Alıntı
_____

Dêsım’in üzerinde kirli hesaplar peşinde olan odaklar azmış, yetmezmiş gibi bir de Ermenicilik adı altında yeni bir güruhla karşı karşıyayız. Aslında bu güruhun yabancısı değiliz ama görünen yanıyla bazı Dêsımliler de bu güruhun mesnetsiz girişimlerine çanak tutmaya soyunmuşlar. Bunlardan biri de Kazım Gündoğan’dır. Kazım Gündoğan‘ın yayınladığı ‘Keşişin Torunları Dersim Ermenileri’ adlı kitabın içindeki iddiaları ve ‘tarihçilik’ incilerini görünce, doğrusu beklediğimden fazla Ermeni misyonerlerin planlarına amade gördüm Gündoğan’ı. Gündoğan beyin bu amade çalışmasından bazı bölümlere değinmeyi de zorunluluk gördüm.
Ermenilerin “yeni tarihçisinin” iddialarına geçmeden önce şunu belirteyim. Milliyetçilik, ırkçılık çağın vebası gibidir. Toplumların özgün, özgür yaşam taleplerini hayata geçirme isteği olarak başlar. Asimilasyon ve sömürünün bir toplumun doğal yapısını yok etmesinin önünde set olmak gibi çok doğal bir insani refleks olarak adlandırılır. Bir süre sonra, güç sahibi olduğunda, nasıl olduğunu kimse anlamadan kendisine zulmedenin zulmünden kopyalanmış gibi başkalarına zulmetmeye başlarlar. İnkârda, iftirada sınır tanımazlar. Bunları anlamak zor değil, dünyanın her yerinde tanıdıktırlar. Anlaşılması zor olan bir bireyin kendi toplumuna dayatılan ahlaksız, edepsiz iftiralara destek sunan hatta bu desteği ‘tarihten belge’ diye saçma sapan uyduruk düzmecelerle kanıtlamaya çalışanlardır. Bu anlamda, Kazım Gündoğan anlaşılması zor olan Dêsımlilerden biridir. Kazım Gündoğan’ın neşriyatlarına bakalım.

_____

Görev listesi
• 1. Alıntıya göre aşağıdaki soruları yanıtlayın:
(a) Kazım Gündoğan'ın yayınladığı kitabın adı nedir?
(b) Milliyetçilik ve ırkçılık neye benzetiliyor?
(c) Milliyetçilik başlangıçta hangi istek olarak ortaya çıkar?
• 2. Alıntıda "Dêsım’in üzerinde kirli" ifadesinden "de zorunluluk gördüm." ifadesine kadar olan kısmı güncelleyerek yeniden yazın ve "kirli hesaplar" yerine "karanlık hesaplar" koyun.

Sağlanan veriler
_____

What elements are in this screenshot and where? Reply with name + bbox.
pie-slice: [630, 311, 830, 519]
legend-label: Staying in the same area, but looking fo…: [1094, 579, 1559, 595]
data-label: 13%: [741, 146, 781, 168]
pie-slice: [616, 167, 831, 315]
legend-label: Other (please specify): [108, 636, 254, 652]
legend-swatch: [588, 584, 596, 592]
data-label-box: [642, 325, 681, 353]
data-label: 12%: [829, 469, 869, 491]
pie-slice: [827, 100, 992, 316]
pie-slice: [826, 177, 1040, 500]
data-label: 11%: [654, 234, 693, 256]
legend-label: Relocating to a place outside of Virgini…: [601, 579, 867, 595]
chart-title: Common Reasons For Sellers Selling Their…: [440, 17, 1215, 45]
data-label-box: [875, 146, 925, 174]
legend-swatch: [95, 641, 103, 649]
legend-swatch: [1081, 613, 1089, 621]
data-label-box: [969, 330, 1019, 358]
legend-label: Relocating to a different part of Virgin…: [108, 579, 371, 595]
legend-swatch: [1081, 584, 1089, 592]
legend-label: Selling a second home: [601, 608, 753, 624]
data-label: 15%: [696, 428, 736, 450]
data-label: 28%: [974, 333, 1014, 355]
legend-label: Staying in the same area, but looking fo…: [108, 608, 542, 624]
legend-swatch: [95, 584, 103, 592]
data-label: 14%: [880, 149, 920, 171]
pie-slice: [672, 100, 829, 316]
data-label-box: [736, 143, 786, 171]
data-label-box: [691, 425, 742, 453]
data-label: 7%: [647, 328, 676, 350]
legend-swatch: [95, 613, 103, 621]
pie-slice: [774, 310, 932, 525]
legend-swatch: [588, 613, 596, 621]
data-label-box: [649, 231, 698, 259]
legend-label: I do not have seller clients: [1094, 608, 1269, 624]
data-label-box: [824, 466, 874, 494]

_____

Görev yanıtları
• 1.
(a) Kitabın adı "Keşişin Torunları Dersim Ermenileri"dir.
(b) Milliyetçilik ve ırkçılık çağın vebasına benzetiliyor.
(c) Milliyetçilik, toplumların özgün ve özgür yaşam taleplerini hayata geçirme isteği olarak başlar.

• 2.
Dêsım’in üzerinde karanlık hesaplar peşinde olan odaklar azmış, yetmezmiş gibi bir de Ermenicilik adı altında yeni bir güruhla karşı karşıyayız. Aslında bu güruhun yabancısı değiliz ama görünen yanıyla bazı Dêsımliler de bu güruhun mesnetsiz girişimlerine çanak tutmaya soyunmuşlar. Bunlardan biri de Kazım Gündoğan’dır. Kazım Gündoğan‘ın yayınladığı ‘Keşişin Torunları Dersim Ermenileri’ adlı kitabın içindeki iddiaları ve ‘tarihçilik’ incilerini görünce, doğrusu beklediğimden fazla Ermeni misyonerlerin planlarına amade gördüm Gündoğan’ı. Gündoğan beyin bu amade çalışmasından bazı bölümlere değinmeyi de zorunluluk gördüm.